▸ Set exercise
The answer is a single number: how many lines hold the string "Hits".
======== Data excerpts ========
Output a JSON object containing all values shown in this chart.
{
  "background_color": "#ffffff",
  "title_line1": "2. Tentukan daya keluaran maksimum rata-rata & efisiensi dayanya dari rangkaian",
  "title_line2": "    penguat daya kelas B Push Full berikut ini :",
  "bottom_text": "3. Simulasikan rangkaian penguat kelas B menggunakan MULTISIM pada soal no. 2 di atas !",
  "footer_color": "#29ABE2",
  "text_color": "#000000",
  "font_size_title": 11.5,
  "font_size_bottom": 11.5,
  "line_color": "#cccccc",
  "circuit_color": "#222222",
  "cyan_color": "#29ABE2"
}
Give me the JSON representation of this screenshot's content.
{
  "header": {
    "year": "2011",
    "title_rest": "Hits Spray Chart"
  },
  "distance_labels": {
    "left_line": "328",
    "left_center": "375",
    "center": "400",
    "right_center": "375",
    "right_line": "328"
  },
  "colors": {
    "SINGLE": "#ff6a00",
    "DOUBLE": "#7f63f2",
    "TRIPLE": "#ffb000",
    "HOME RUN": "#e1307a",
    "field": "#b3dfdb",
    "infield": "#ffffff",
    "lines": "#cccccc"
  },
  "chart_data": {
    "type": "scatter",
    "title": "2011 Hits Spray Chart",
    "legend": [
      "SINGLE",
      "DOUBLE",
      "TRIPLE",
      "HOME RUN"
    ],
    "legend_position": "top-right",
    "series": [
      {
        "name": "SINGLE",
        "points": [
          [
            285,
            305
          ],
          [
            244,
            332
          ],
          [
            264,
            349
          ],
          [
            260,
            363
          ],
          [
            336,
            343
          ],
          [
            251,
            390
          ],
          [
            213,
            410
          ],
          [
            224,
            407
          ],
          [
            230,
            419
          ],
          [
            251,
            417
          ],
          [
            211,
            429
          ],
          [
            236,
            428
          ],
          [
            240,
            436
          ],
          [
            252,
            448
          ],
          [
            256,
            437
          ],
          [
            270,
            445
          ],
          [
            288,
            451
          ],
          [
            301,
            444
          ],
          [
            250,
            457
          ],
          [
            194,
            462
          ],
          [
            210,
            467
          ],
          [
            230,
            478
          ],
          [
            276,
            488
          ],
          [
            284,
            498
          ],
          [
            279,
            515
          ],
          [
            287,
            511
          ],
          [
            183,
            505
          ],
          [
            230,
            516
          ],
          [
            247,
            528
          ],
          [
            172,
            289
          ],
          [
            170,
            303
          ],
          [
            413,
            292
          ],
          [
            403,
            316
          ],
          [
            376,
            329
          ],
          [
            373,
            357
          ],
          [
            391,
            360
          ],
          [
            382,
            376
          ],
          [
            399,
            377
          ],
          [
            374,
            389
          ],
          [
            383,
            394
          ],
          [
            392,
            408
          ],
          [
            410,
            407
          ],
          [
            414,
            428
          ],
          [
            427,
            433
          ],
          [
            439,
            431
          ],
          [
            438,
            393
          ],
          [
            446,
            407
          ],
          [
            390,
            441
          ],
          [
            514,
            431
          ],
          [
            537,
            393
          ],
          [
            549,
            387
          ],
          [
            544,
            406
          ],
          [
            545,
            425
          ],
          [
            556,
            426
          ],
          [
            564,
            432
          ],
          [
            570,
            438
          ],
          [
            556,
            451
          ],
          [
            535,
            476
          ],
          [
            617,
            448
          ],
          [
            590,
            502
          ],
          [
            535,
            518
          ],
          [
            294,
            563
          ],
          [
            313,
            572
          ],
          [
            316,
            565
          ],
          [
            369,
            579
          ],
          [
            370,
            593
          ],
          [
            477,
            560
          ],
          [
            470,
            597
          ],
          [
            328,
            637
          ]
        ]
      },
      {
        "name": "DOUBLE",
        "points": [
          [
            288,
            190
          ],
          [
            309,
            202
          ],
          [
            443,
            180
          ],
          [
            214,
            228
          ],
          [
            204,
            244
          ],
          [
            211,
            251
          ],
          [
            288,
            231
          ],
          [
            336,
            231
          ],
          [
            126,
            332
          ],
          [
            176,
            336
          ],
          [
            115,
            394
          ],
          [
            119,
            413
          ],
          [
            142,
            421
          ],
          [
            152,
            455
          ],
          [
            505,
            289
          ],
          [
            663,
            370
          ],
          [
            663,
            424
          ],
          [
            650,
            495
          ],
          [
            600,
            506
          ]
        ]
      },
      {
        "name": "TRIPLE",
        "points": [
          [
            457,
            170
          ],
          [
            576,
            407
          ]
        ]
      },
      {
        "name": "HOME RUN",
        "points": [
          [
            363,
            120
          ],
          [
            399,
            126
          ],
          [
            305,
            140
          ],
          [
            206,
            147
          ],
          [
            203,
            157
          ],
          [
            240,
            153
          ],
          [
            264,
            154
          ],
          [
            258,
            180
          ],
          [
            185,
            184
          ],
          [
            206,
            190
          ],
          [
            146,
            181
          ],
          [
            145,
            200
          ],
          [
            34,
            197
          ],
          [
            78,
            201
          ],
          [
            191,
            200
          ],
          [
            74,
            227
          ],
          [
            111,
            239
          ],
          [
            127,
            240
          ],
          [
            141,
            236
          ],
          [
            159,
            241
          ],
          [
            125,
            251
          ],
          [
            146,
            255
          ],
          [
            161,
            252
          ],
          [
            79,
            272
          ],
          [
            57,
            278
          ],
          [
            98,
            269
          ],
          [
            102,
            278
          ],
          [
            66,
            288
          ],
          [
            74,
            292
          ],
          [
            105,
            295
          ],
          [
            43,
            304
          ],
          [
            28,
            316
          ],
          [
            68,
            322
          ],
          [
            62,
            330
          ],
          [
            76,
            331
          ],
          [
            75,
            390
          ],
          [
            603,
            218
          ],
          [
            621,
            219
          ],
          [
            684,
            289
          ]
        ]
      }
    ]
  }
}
========
▸ Correct output
2